THE TASK. From the entries below, please gather each line containing the string "probability".

DATA PROVIDED.
%%

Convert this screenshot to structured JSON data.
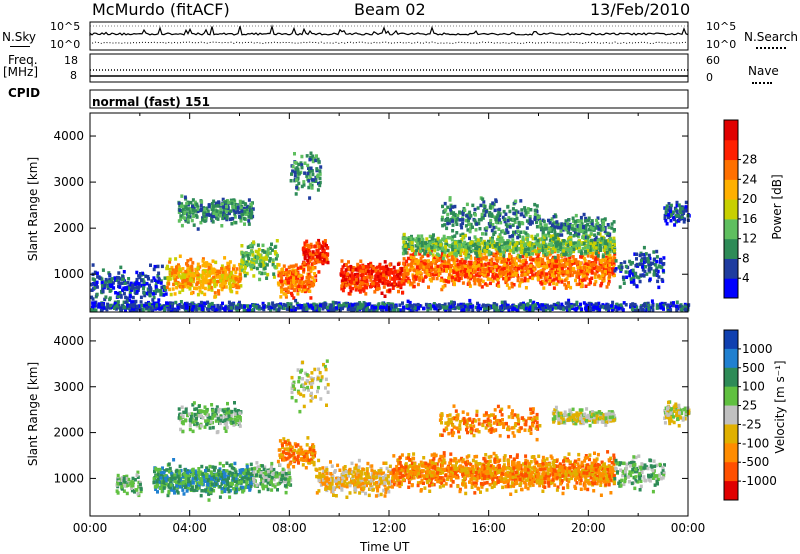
{
  "header": {
    "station": "McMurdo (fitACF)",
    "beam": "Beam 02",
    "date": "13/Feb/2010"
  },
  "top_panels": {
    "nsky_label": "N.Sky",
    "nsky_ticks": [
      "10^5",
      "10^0"
    ],
    "nsearch_label": "N.Search",
    "nsearch_ticks": [
      "10^5",
      "10^0"
    ],
    "freq_label": "Freq.",
    "freq_unit": "[MHz]",
    "freq_ticks": [
      "18",
      "8"
    ],
    "nave_label": "Nave",
    "nave_ticks": [
      "60",
      "0"
    ],
    "cpid_label": "CPID",
    "cpid_value": "normal (fast) 151"
  },
  "colors": {
    "power_scale": [
      "#0000ff",
      "#1f3c9f",
      "#2e8b57",
      "#5fbf5f",
      "#c8d000",
      "#ffb000",
      "#ff7000",
      "#ff2000",
      "#e00000"
    ],
    "velocity_scale": [
      "#1040b0",
      "#2080d0",
      "#2e8b57",
      "#60c040",
      "#c0c0c0",
      "#e0b000",
      "#ff8c00",
      "#ff5000",
      "#e00000"
    ]
  },
  "chart_data": [
    {
      "type": "heatmap",
      "quantity": "power",
      "xlabel": "",
      "ylabel": "Slant Range [km]",
      "colorbar_label": "Power [dB]",
      "colorbar_ticks": [
        "4",
        "8",
        "12",
        "16",
        "20",
        "24",
        "28"
      ],
      "yticks": [
        "1000",
        "2000",
        "3000",
        "4000"
      ],
      "ylim": [
        180,
        4500
      ],
      "xlim_hours": [
        0,
        24
      ]
    },
    {
      "type": "heatmap",
      "quantity": "velocity",
      "xlabel": "Time UT",
      "ylabel": "Slant Range [km]",
      "colorbar_label": "Velocity [m s⁻¹]",
      "colorbar_ticks": [
        "1000",
        "500",
        "100",
        "25",
        "-25",
        "-100",
        "-500",
        "-1000"
      ],
      "yticks": [
        "1000",
        "2000",
        "3000",
        "4000"
      ],
      "xticks": [
        "00:00",
        "04:00",
        "08:00",
        "12:00",
        "16:00",
        "20:00",
        "00:00"
      ],
      "ylim": [
        180,
        4500
      ],
      "xlim_hours": [
        0,
        24
      ]
    }
  ]
}
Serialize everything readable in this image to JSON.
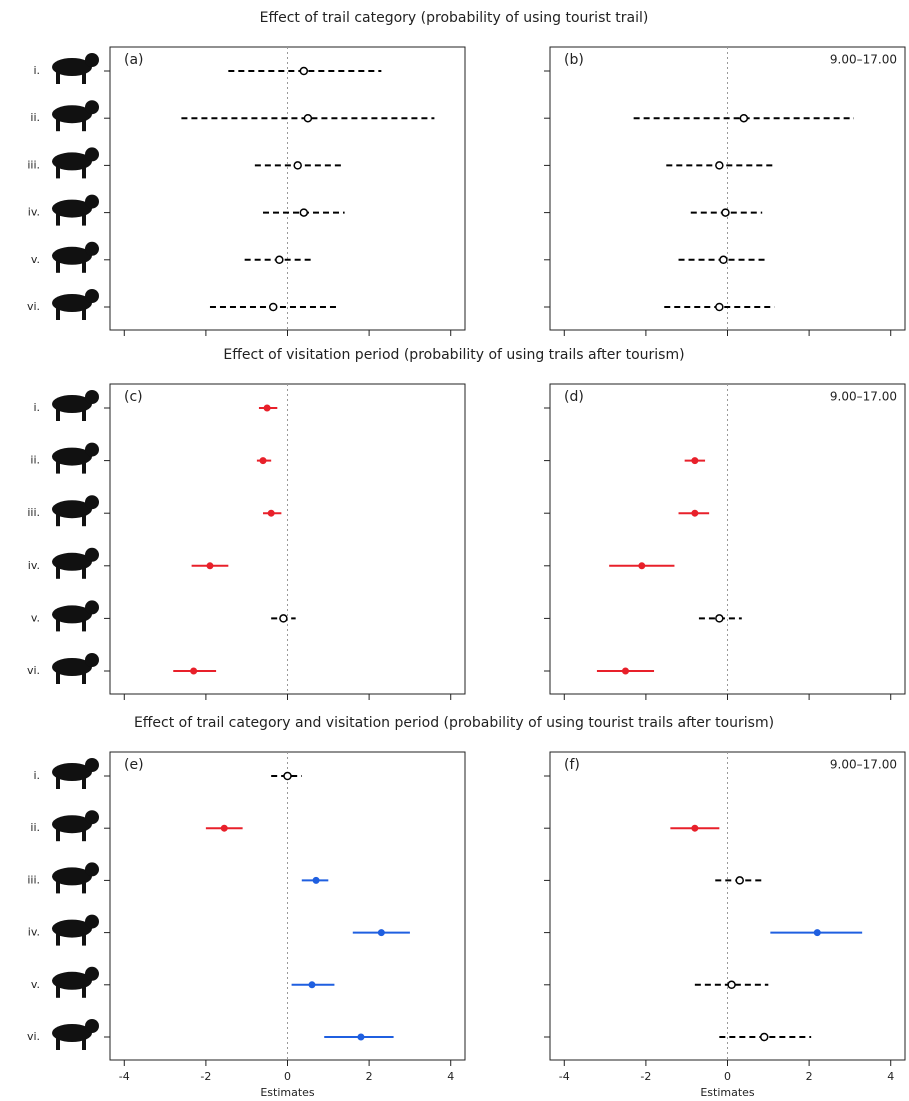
{
  "chart_data": [
    {
      "type": "forest",
      "title": "Effect of trail category (probability of using tourist trail)",
      "panel_label": "(a)",
      "categories": [
        "i.",
        "ii.",
        "iii.",
        "iv.",
        "v.",
        "vi."
      ],
      "values": [
        0.4,
        0.5,
        0.25,
        0.4,
        -0.2,
        -0.35
      ],
      "lower": [
        -1.45,
        -2.6,
        -0.8,
        -0.6,
        -1.05,
        -1.9
      ],
      "upper": [
        2.3,
        3.6,
        1.35,
        1.4,
        0.65,
        1.2
      ],
      "colors": [
        "#000000",
        "#000000",
        "#000000",
        "#000000",
        "#000000",
        "#000000"
      ],
      "xlim": [
        -4.35,
        4.35
      ],
      "xticks": [
        -4,
        -2,
        0,
        2,
        4
      ],
      "xtick_labels": false,
      "refline": 0
    },
    {
      "type": "forest",
      "panel_label": "(b)",
      "annotation": "9.00–17.00",
      "values": [
        null,
        0.4,
        -0.2,
        -0.05,
        -0.1,
        -0.2
      ],
      "lower": [
        null,
        -2.3,
        -1.5,
        -0.9,
        -1.2,
        -1.55
      ],
      "upper": [
        null,
        3.1,
        1.15,
        0.85,
        1.0,
        1.15
      ],
      "colors": [
        "#000000",
        "#000000",
        "#000000",
        "#000000",
        "#000000",
        "#000000"
      ],
      "xlim": [
        -4.35,
        4.35
      ],
      "xticks": [
        -4,
        -2,
        0,
        2,
        4
      ],
      "xtick_labels": false,
      "refline": 0
    },
    {
      "type": "forest",
      "title": "Effect of visitation period (probability of using trails after tourism)",
      "panel_label": "(c)",
      "categories": [
        "i.",
        "ii.",
        "iii.",
        "iv.",
        "v.",
        "vi."
      ],
      "values": [
        -0.5,
        -0.6,
        -0.4,
        -1.9,
        -0.1,
        -2.3
      ],
      "lower": [
        -0.7,
        -0.75,
        -0.6,
        -2.35,
        -0.4,
        -2.8
      ],
      "upper": [
        -0.25,
        -0.4,
        -0.15,
        -1.45,
        0.2,
        -1.75
      ],
      "colors": [
        "#e8202a",
        "#e8202a",
        "#e8202a",
        "#e8202a",
        "#000000",
        "#e8202a"
      ],
      "xlim": [
        -4.35,
        4.35
      ],
      "xticks": [
        -4,
        -2,
        0,
        2,
        4
      ],
      "xtick_labels": false,
      "refline": 0
    },
    {
      "type": "forest",
      "panel_label": "(d)",
      "annotation": "9.00–17.00",
      "values": [
        null,
        -0.8,
        -0.8,
        -2.1,
        -0.2,
        -2.5
      ],
      "lower": [
        null,
        -1.05,
        -1.2,
        -2.9,
        -0.7,
        -3.2
      ],
      "upper": [
        null,
        -0.55,
        -0.45,
        -1.3,
        0.35,
        -1.8
      ],
      "colors": [
        "#000000",
        "#e8202a",
        "#e8202a",
        "#e8202a",
        "#000000",
        "#e8202a"
      ],
      "xlim": [
        -4.35,
        4.35
      ],
      "xticks": [
        -4,
        -2,
        0,
        2,
        4
      ],
      "xtick_labels": false,
      "refline": 0
    },
    {
      "type": "forest",
      "title": "Effect of trail category and visitation period (probability of using tourist trails after tourism)",
      "panel_label": "(e)",
      "categories": [
        "i.",
        "ii.",
        "iii.",
        "iv.",
        "v.",
        "vi."
      ],
      "values": [
        0.0,
        -1.55,
        0.7,
        2.3,
        0.6,
        1.8
      ],
      "lower": [
        -0.4,
        -2.0,
        0.35,
        1.6,
        0.1,
        0.9
      ],
      "upper": [
        0.35,
        -1.1,
        1.0,
        3.0,
        1.15,
        2.6
      ],
      "colors": [
        "#000000",
        "#e8202a",
        "#1f5fe0",
        "#1f5fe0",
        "#1f5fe0",
        "#1f5fe0"
      ],
      "xlim": [
        -4.35,
        4.35
      ],
      "xticks": [
        -4,
        -2,
        0,
        2,
        4
      ],
      "xtick_labels": true,
      "xlabel": "Estimates",
      "refline": 0
    },
    {
      "type": "forest",
      "panel_label": "(f)",
      "annotation": "9.00–17.00",
      "values": [
        null,
        -0.8,
        0.3,
        2.2,
        0.1,
        0.9
      ],
      "lower": [
        null,
        -1.4,
        -0.3,
        1.05,
        -0.8,
        -0.2
      ],
      "upper": [
        null,
        -0.2,
        0.9,
        3.3,
        1.0,
        2.05
      ],
      "colors": [
        "#000000",
        "#e8202a",
        "#000000",
        "#1f5fe0",
        "#000000",
        "#000000"
      ],
      "xlim": [
        -4.35,
        4.35
      ],
      "xticks": [
        -4,
        -2,
        0,
        2,
        4
      ],
      "xtick_labels": true,
      "xlabel": "Estimates",
      "refline": 0
    }
  ]
}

%%

RESULT OF THE TASK.
      "title": "Effect of trail category (probability of using tourist trail)",
      "title": "Effect of visitation period (probability of using trails after tourism)",
      "title": "Effect of trail category and visitation period (probability of using tourist trails after tourism)",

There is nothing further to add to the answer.